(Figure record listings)
-*-

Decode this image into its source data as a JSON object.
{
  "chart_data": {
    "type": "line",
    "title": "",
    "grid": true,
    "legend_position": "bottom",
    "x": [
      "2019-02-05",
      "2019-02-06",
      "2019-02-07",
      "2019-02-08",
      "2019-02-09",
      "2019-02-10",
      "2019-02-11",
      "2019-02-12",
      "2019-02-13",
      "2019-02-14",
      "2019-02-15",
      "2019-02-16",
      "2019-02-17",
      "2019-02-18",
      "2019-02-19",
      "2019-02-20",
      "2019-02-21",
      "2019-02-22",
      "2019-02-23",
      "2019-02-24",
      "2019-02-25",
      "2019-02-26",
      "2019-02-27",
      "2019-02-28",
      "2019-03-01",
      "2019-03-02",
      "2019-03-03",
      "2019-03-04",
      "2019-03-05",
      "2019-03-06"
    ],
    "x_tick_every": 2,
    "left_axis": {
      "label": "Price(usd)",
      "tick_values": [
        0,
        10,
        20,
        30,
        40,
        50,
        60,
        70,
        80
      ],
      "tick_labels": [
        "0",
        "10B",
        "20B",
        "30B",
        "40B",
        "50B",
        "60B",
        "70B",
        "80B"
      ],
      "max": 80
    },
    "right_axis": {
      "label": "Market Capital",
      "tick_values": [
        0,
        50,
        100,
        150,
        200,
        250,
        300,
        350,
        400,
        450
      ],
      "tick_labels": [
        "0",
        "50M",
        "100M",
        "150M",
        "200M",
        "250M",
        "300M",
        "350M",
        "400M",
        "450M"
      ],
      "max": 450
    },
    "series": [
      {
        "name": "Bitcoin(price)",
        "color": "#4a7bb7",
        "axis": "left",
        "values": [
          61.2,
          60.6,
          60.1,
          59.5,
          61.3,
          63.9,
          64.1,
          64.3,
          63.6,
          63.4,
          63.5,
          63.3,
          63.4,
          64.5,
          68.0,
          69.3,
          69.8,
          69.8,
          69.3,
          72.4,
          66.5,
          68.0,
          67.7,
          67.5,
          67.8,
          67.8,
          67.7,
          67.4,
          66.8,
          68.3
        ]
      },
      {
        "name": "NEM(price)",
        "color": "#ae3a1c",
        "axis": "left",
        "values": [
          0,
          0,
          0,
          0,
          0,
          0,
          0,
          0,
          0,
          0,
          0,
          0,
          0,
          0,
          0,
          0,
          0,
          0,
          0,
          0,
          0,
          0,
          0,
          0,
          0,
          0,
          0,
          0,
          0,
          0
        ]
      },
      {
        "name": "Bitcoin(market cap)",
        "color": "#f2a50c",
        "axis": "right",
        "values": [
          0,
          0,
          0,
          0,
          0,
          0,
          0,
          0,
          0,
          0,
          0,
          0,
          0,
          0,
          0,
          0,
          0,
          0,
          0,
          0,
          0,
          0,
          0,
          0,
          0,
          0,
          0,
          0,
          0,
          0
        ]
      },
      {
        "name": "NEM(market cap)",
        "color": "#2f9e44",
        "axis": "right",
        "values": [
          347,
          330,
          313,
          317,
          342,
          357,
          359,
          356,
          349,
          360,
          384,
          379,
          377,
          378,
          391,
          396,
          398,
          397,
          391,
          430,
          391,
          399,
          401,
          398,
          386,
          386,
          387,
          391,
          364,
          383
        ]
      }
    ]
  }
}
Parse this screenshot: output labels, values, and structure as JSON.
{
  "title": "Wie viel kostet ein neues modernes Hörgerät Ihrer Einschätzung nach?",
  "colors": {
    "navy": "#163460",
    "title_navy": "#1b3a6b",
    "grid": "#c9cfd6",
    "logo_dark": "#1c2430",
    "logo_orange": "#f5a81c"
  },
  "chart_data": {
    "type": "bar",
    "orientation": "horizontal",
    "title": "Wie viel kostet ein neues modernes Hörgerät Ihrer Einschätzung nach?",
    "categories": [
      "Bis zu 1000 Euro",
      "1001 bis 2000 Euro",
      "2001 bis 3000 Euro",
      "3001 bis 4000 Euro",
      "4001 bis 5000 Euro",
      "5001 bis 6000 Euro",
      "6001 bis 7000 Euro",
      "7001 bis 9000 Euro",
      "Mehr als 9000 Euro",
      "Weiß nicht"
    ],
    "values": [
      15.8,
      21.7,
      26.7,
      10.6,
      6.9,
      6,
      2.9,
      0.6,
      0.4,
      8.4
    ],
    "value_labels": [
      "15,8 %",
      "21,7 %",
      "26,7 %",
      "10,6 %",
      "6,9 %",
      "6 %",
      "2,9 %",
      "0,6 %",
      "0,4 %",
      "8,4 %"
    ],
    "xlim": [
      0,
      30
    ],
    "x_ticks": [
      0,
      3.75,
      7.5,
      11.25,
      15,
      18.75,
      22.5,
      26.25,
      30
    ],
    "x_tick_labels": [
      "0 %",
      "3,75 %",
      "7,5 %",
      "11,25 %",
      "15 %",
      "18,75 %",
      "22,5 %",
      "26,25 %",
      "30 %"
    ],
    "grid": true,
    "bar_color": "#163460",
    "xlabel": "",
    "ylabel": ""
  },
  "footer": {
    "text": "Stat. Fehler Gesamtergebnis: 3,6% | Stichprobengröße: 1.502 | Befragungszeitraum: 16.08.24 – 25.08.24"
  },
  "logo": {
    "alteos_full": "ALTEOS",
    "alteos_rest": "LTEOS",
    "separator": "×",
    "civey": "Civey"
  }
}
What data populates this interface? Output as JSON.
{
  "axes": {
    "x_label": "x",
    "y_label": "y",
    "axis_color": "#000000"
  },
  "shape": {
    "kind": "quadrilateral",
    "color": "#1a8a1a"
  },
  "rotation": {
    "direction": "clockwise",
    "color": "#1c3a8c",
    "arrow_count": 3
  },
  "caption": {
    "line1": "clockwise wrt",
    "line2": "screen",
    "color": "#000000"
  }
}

-*-

**SHORT EXERCISE:**
Lines that include the word "kostet" are to be extracted from the data above.

**ANSWER TO THIS PROBLEM:**
  "title": "Wie viel kostet ein neues modernes Hörgerät Ihrer Einschätzung nach?",
    "title": "Wie viel kostet ein neues modernes Hörgerät Ihrer Einschätzung nach?",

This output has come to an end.